Stored items:
★ ★ ★ ★ ★

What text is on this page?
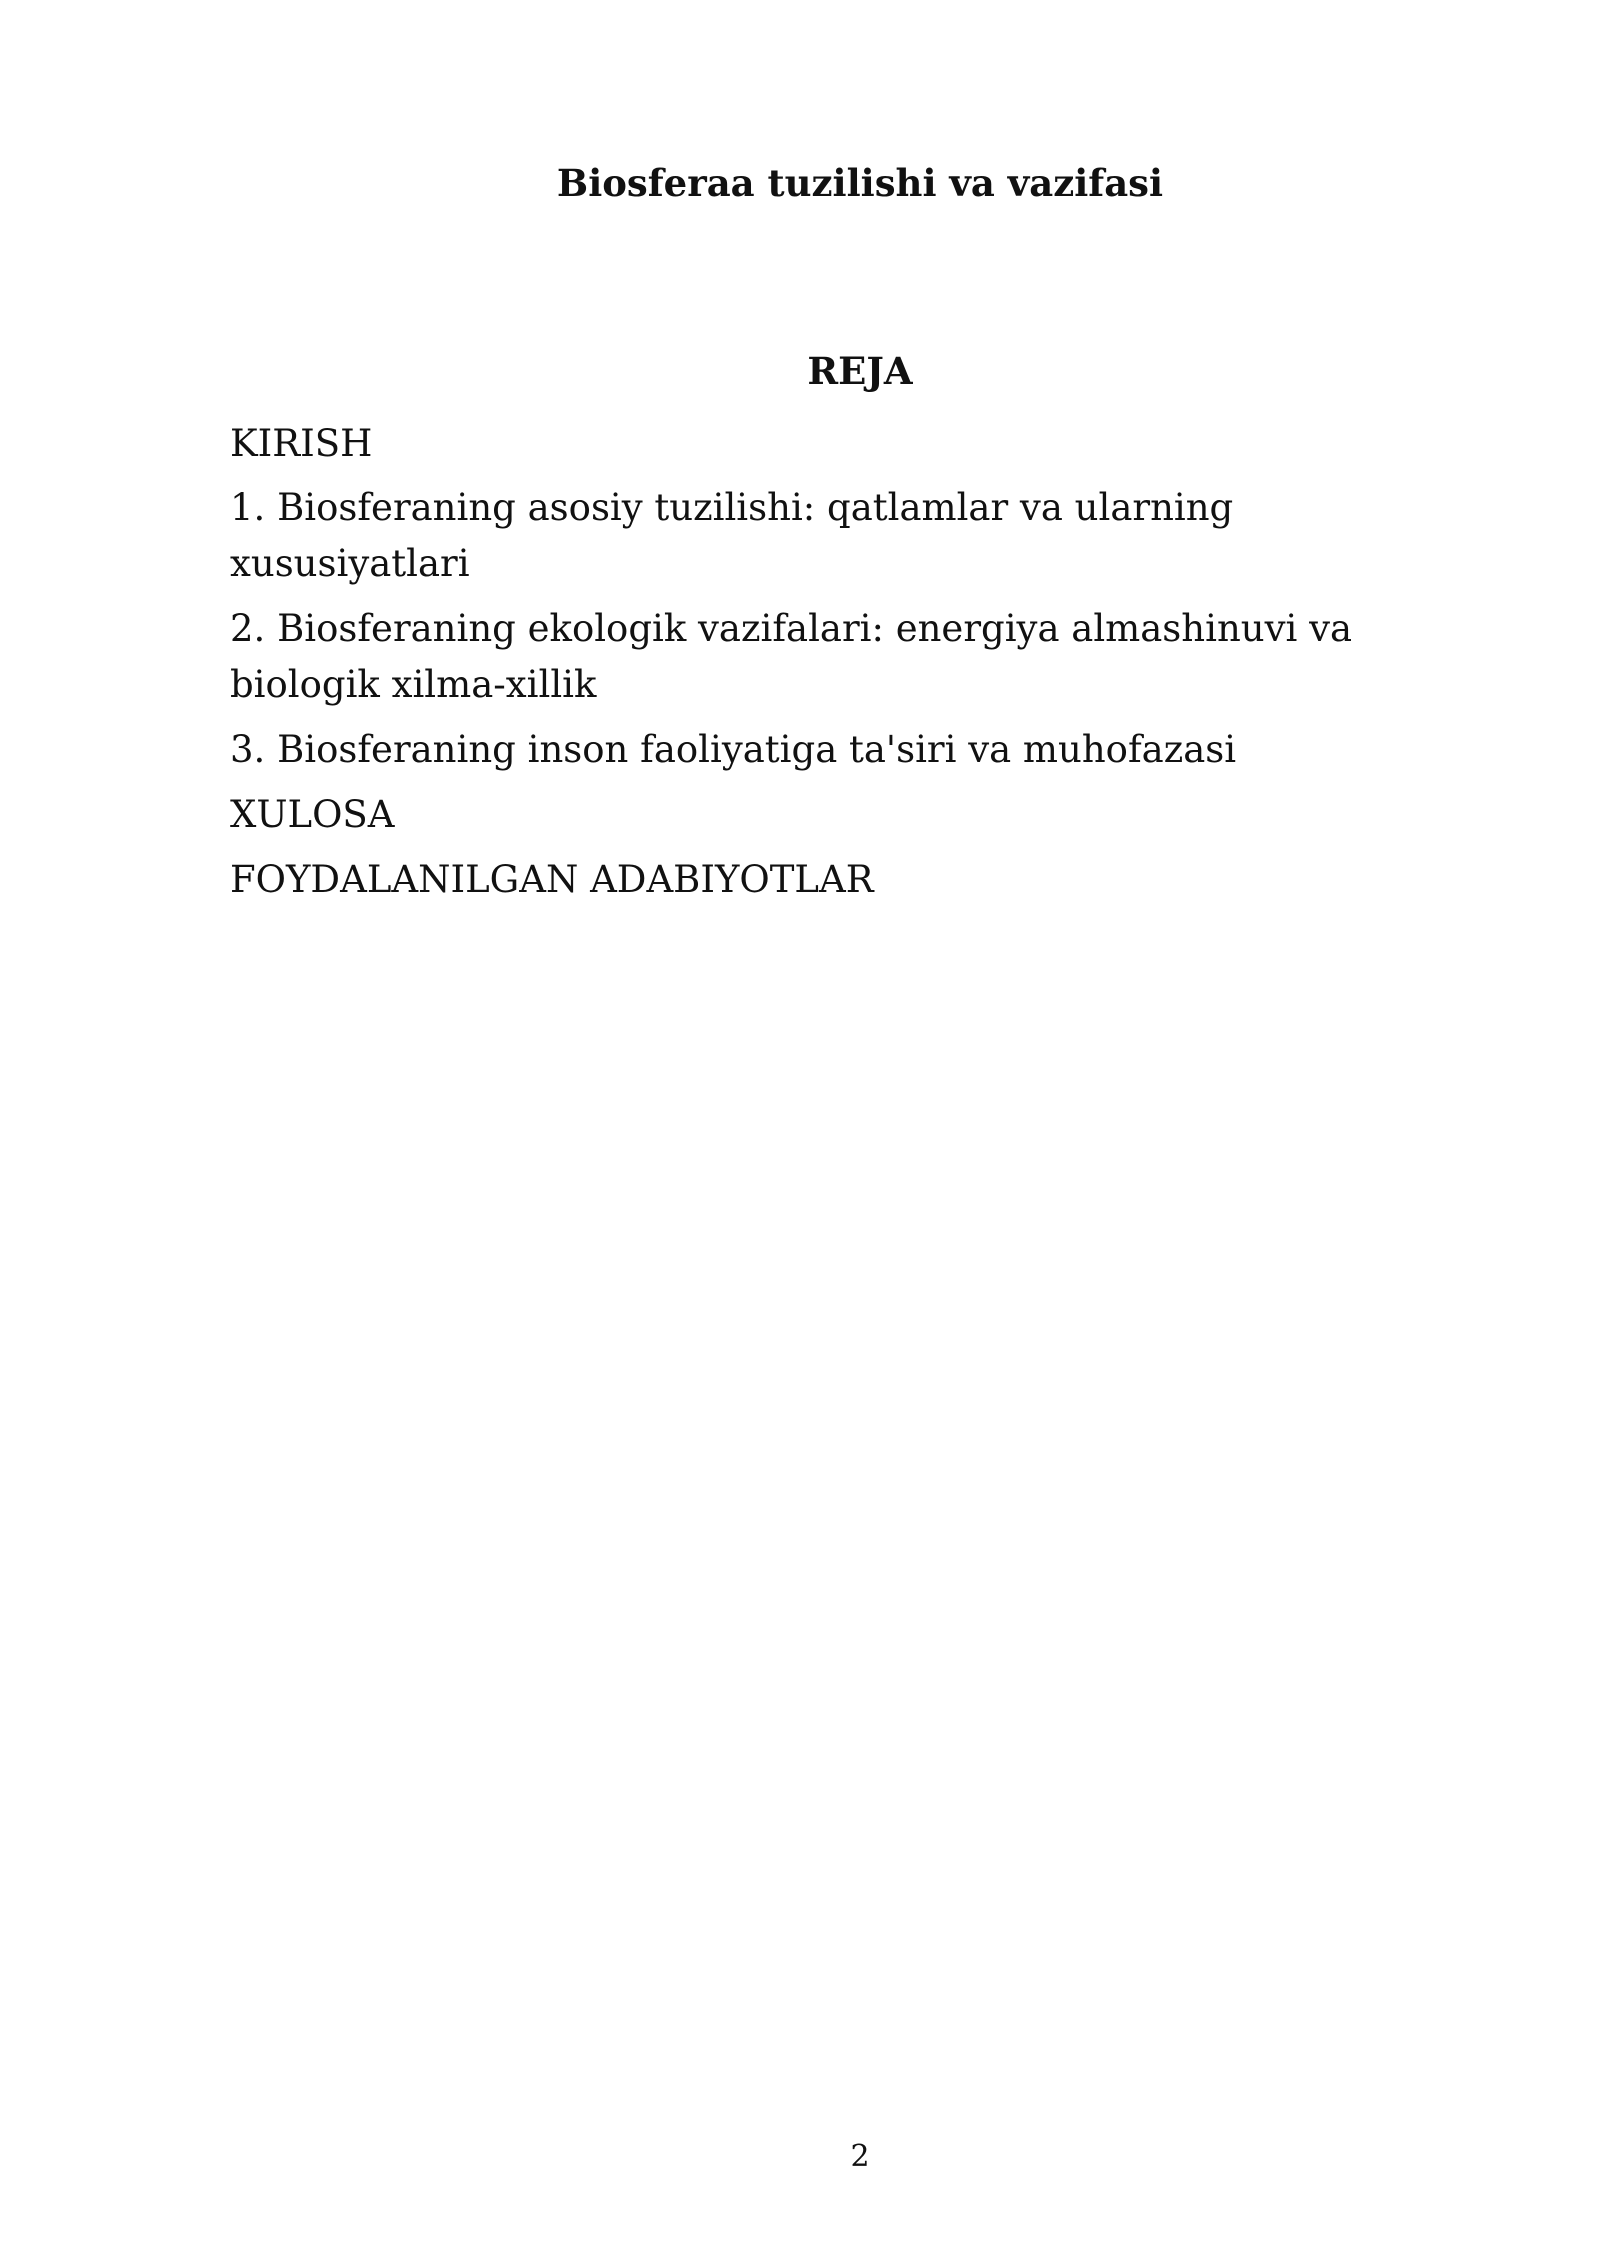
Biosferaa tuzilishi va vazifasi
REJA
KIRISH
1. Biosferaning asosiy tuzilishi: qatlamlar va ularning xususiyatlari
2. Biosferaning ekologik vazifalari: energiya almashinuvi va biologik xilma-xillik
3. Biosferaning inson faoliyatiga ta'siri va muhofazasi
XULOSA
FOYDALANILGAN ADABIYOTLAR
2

★ ★ ★ ★ ★

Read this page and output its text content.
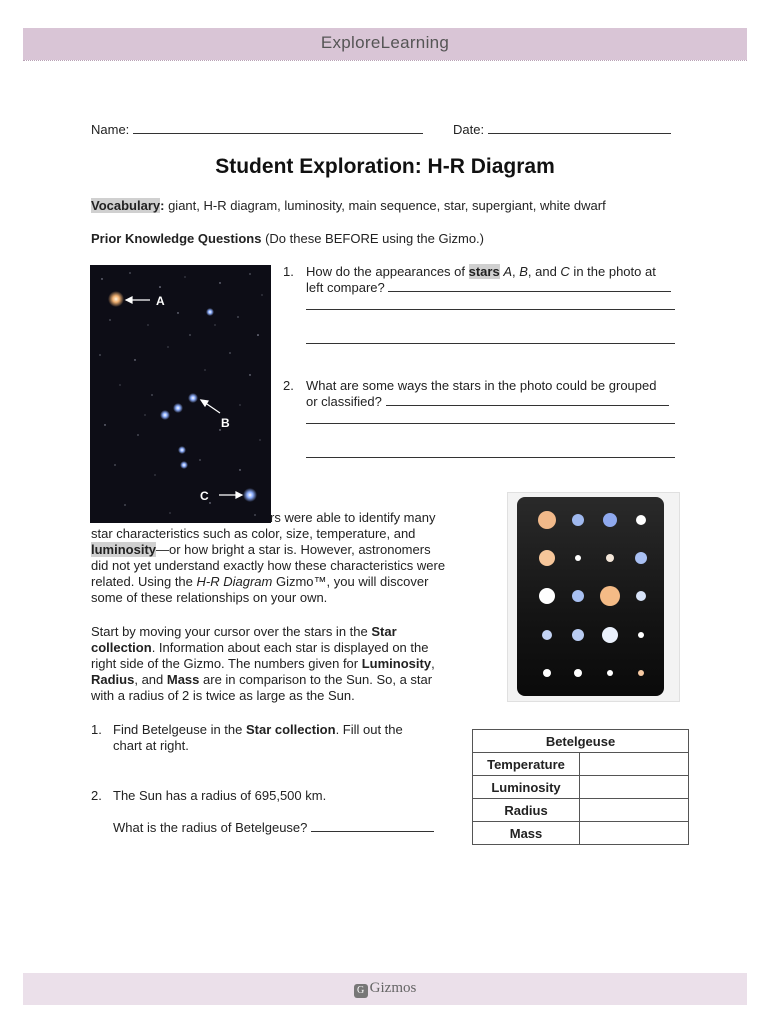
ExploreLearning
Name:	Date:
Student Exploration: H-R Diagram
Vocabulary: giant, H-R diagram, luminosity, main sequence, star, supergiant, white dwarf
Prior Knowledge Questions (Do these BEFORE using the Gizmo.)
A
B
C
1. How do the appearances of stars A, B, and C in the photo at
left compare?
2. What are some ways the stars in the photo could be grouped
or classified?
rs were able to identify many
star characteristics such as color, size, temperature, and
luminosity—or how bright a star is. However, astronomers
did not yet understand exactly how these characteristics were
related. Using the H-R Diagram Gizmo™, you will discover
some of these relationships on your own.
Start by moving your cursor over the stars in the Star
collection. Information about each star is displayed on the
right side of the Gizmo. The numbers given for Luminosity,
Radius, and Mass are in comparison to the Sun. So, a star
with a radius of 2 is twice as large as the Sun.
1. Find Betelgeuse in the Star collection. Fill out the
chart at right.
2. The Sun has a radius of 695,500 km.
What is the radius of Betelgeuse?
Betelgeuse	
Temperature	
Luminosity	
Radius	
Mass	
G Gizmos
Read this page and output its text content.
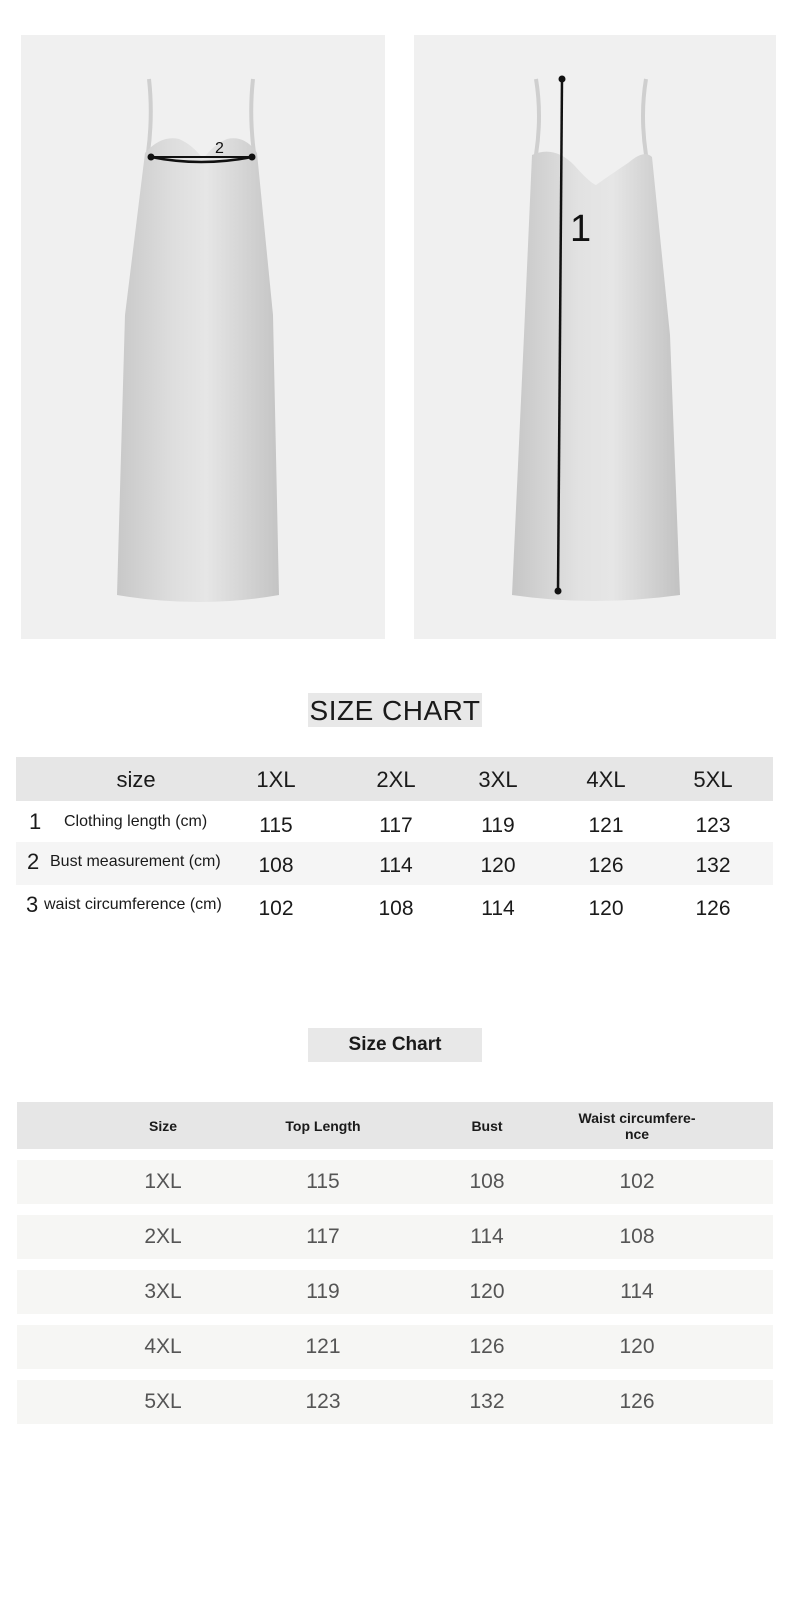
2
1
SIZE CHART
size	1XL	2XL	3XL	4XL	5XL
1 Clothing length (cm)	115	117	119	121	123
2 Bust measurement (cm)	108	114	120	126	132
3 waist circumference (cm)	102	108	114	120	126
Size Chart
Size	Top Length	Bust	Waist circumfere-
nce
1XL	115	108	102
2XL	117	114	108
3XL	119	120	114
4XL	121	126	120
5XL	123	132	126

★ ★ ★ ★ ★

### Aim
Find every line above that contains the word "tuzilishi", and return each one.

### Solution to this task
Biosferaa tuzilishi va vazifasi
1. Biosferaning asosiy tuzilishi: qatlamlar va ularning xususiyatlari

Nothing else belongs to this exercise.